-- Begin Data for this exercise --

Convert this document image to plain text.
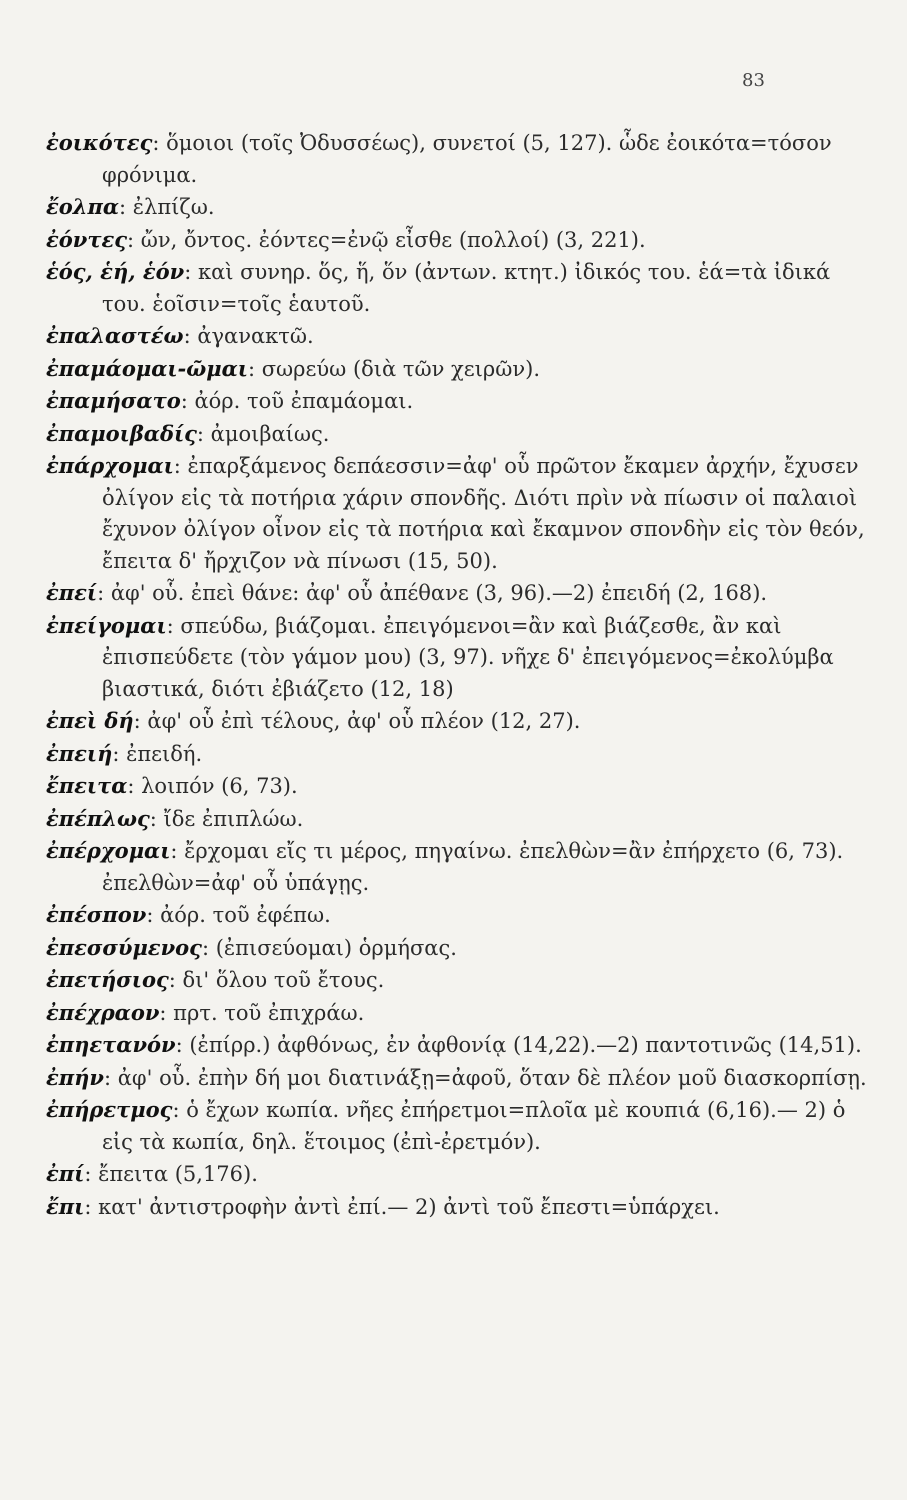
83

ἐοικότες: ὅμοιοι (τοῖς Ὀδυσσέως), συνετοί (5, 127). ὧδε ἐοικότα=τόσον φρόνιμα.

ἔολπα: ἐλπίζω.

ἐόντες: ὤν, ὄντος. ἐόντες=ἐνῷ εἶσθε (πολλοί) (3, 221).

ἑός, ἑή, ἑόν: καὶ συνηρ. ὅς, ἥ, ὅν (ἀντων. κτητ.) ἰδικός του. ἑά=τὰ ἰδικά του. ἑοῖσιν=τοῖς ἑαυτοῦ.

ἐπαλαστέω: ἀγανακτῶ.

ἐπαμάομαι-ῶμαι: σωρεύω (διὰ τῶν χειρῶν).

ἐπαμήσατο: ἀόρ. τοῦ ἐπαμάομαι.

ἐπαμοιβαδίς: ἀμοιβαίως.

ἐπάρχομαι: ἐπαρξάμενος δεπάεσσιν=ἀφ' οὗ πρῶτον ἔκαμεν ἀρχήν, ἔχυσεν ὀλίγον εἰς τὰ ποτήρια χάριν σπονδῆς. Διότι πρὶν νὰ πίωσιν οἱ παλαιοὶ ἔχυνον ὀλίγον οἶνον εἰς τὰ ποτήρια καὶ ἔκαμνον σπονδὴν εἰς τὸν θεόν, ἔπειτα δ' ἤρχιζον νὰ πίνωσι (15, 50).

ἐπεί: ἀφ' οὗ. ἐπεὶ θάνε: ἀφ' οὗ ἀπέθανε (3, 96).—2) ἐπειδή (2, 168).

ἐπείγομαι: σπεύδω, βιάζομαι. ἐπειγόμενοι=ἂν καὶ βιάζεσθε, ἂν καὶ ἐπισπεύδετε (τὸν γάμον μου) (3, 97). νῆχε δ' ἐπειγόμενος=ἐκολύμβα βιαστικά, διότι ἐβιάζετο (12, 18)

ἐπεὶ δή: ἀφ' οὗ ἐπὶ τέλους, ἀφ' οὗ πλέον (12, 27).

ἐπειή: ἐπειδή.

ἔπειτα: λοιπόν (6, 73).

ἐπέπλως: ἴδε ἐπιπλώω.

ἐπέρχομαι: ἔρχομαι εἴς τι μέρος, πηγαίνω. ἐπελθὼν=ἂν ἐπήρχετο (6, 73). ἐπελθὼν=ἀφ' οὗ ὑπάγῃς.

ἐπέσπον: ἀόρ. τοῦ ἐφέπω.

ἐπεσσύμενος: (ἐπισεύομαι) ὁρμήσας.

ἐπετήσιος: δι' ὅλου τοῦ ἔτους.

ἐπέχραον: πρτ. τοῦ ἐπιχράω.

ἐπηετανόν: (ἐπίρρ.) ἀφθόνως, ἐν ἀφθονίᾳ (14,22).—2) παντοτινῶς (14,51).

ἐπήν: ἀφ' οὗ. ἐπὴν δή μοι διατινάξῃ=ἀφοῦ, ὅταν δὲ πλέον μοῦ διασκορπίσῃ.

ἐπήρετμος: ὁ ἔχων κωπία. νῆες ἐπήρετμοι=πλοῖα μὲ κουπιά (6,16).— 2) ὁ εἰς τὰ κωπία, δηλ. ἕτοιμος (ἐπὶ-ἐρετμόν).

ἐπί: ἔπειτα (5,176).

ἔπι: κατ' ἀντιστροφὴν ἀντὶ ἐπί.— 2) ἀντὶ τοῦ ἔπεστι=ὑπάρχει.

-- End Data for this exercise --

**What you should do:** Return from the data every line that holds "ἐπεὶ".

**Solution for this problem:**
ἐπεί: ἀφ' οὗ. ἐπεὶ θάνε: ἀφ' οὗ ἀπέθανε (3, 96).—2) ἐπειδή (2, 168).
ἐπεὶ δή: ἀφ' οὗ ἐπὶ τέλους, ἀφ' οὗ πλέον (12, 27).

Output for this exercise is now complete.